▶ **The input**:

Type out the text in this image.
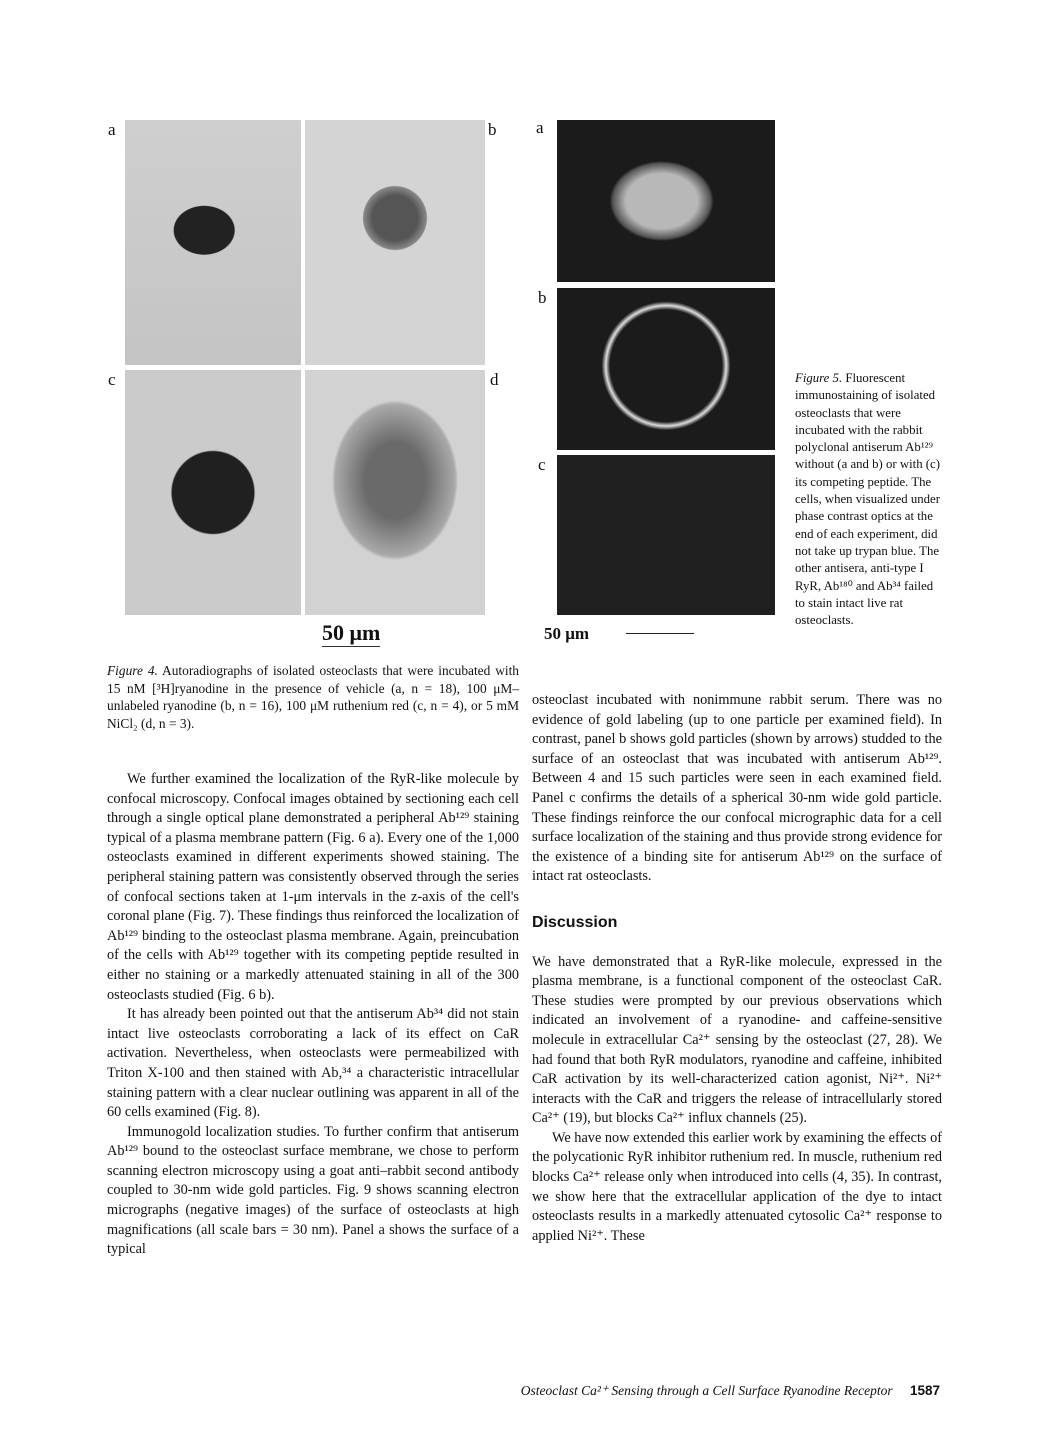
a	b
c	d
50 μm
a
b
c
50 μm
Figure 5. Fluorescent immunostaining of isolated osteoclasts that were incubated with the rabbit polyclonal antiserum Ab¹²⁹ without (a and b) or with (c) its competing peptide. The cells, when visualized under phase contrast optics at the end of each experiment, did not take up trypan blue. The other antisera, anti-type I RyR, Ab¹⁸⁰ and Ab³⁴ failed to stain intact live rat osteoclasts.
Figure 4. Autoradiographs of isolated osteoclasts that were incubated with 15 nM [³H]ryanodine in the presence of vehicle (a, n = 18), 100 μM–unlabeled ryanodine (b, n = 16), 100 μM ruthenium red (c, n = 4), or 5 mM NiCl₂ (d, n = 3).

We further examined the localization of the RyR-like molecule by confocal microscopy. Confocal images obtained by sectioning each cell through a single optical plane demonstrated a peripheral Ab¹²⁹ staining typical of a plasma membrane pattern (Fig. 6 a). Every one of the 1,000 osteoclasts examined in different experiments showed staining. The peripheral staining pattern was consistently observed through the series of confocal sections taken at 1-μm intervals in the z-axis of the cell's coronal plane (Fig. 7). These findings thus reinforced the localization of Ab¹²⁹ binding to the osteoclast plasma membrane. Again, preincubation of the cells with Ab¹²⁹ together with its competing peptide resulted in either no staining or a markedly attenuated staining in all of the 300 osteoclasts studied (Fig. 6 b).

It has already been pointed out that the antiserum Ab³⁴ did not stain intact live osteoclasts corroborating a lack of its effect on CaR activation. Nevertheless, when osteoclasts were permeabilized with Triton X-100 and then stained with Ab,³⁴ a characteristic intracellular staining pattern with a clear nuclear outlining was apparent in all of the 60 cells examined (Fig. 8).

Immunogold localization studies. To further confirm that antiserum Ab¹²⁹ bound to the osteoclast surface membrane, we chose to perform scanning electron microscopy using a goat anti–rabbit second antibody coupled to 30-nm wide gold particles. Fig. 9 shows scanning electron micrographs (negative images) of the surface of osteoclasts at high magnifications (all scale bars = 30 nm). Panel a shows the surface of a typical

osteoclast incubated with nonimmune rabbit serum. There was no evidence of gold labeling (up to one particle per examined field). In contrast, panel b shows gold particles (shown by arrows) studded to the surface of an osteoclast that was incubated with antiserum Ab¹²⁹. Between 4 and 15 such particles were seen in each examined field. Panel c confirms the details of a spherical 30-nm wide gold particle. These findings reinforce the our confocal micrographic data for a cell surface localization of the staining and thus provide strong evidence for the existence of a binding site for antiserum Ab¹²⁹ on the surface of intact rat osteoclasts.

Discussion

We have demonstrated that a RyR-like molecule, expressed in the plasma membrane, is a functional component of the osteoclast CaR. These studies were prompted by our previous observations which indicated an involvement of a ryanodine- and caffeine-sensitive molecule in extracellular Ca²⁺ sensing by the osteoclast (27, 28). We had found that both RyR modulators, ryanodine and caffeine, inhibited CaR activation by its well-characterized cation agonist, Ni²⁺. Ni²⁺ interacts with the CaR and triggers the release of intracellularly stored Ca²⁺ (19), but blocks Ca²⁺ influx channels (25).

We have now extended this earlier work by examining the effects of the polycationic RyR inhibitor ruthenium red. In muscle, ruthenium red blocks Ca²⁺ release only when introduced into cells (4, 35). In contrast, we show here that the extracellular application of the dye to intact osteoclasts results in a markedly attenuated cytosolic Ca²⁺ response to applied Ni²⁺. These

Osteoclast Ca²⁺ Sensing through a Cell Surface Ryanodine Receptor 1587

▶ **Task**:
Reproduce the entries exactly. Do not carry over any picture.

▶ **Answer space**:
Type out the text in this image.
a	b
c	d
50 μm
a
b
c
50 μm
Figure 5. Fluorescent immunostaining of isolated osteoclasts that were incubated with the rabbit polyclonal antiserum Ab¹²⁹ without (a and b) or with (c) its competing peptide. The cells, when visualized under phase contrast optics at the end of each experiment, did not take up trypan blue. The other antisera, anti-type I RyR, Ab¹⁸⁰ and Ab³⁴ failed to stain intact live rat osteoclasts.
Figure 4. Autoradiographs of isolated osteoclasts that were incubated with 15 nM [³H]ryanodine in the presence of vehicle (a, n = 18), 100 μM–unlabeled ryanodine (b, n = 16), 100 μM ruthenium red (c, n = 4), or 5 mM NiCl₂ (d, n = 3).

We further examined the localization of the RyR-like molecule by confocal microscopy. Confocal images obtained by sectioning each cell through a single optical plane demonstrated a peripheral Ab¹²⁹ staining typical of a plasma membrane pattern (Fig. 6 a). Every one of the 1,000 osteoclasts examined in different experiments showed staining. The peripheral staining pattern was consistently observed through the series of confocal sections taken at 1-μm intervals in the z-axis of the cell's coronal plane (Fig. 7). These findings thus reinforced the localization of Ab¹²⁹ binding to the osteoclast plasma membrane. Again, preincubation of the cells with Ab¹²⁹ together with its competing peptide resulted in either no staining or a markedly attenuated staining in all of the 300 osteoclasts studied (Fig. 6 b).

It has already been pointed out that the antiserum Ab³⁴ did not stain intact live osteoclasts corroborating a lack of its effect on CaR activation. Nevertheless, when osteoclasts were permeabilized with Triton X-100 and then stained with Ab,³⁴ a characteristic intracellular staining pattern with a clear nuclear outlining was apparent in all of the 60 cells examined (Fig. 8).

Immunogold localization studies. To further confirm that antiserum Ab¹²⁹ bound to the osteoclast surface membrane, we chose to perform scanning electron microscopy using a goat anti–rabbit second antibody coupled to 30-nm wide gold particles. Fig. 9 shows scanning electron micrographs (negative images) of the surface of osteoclasts at high magnifications (all scale bars = 30 nm). Panel a shows the surface of a typical

osteoclast incubated with nonimmune rabbit serum. There was no evidence of gold labeling (up to one particle per examined field). In contrast, panel b shows gold particles (shown by arrows) studded to the surface of an osteoclast that was incubated with antiserum Ab¹²⁹. Between 4 and 15 such particles were seen in each examined field. Panel c confirms the details of a spherical 30-nm wide gold particle. These findings reinforce the our confocal micrographic data for a cell surface localization of the staining and thus provide strong evidence for the existence of a binding site for antiserum Ab¹²⁹ on the surface of intact rat osteoclasts.

Discussion

We have demonstrated that a RyR-like molecule, expressed in the plasma membrane, is a functional component of the osteoclast CaR. These studies were prompted by our previous observations which indicated an involvement of a ryanodine- and caffeine-sensitive molecule in extracellular Ca²⁺ sensing by the osteoclast (27, 28). We had found that both RyR modulators, ryanodine and caffeine, inhibited CaR activation by its well-characterized cation agonist, Ni²⁺. Ni²⁺ interacts with the CaR and triggers the release of intracellularly stored Ca²⁺ (19), but blocks Ca²⁺ influx channels (25).

We have now extended this earlier work by examining the effects of the polycationic RyR inhibitor ruthenium red. In muscle, ruthenium red blocks Ca²⁺ release only when introduced into cells (4, 35). In contrast, we show here that the extracellular application of the dye to intact osteoclasts results in a markedly attenuated cytosolic Ca²⁺ response to applied Ni²⁺. These

Osteoclast Ca²⁺ Sensing through a Cell Surface Ryanodine Receptor 1587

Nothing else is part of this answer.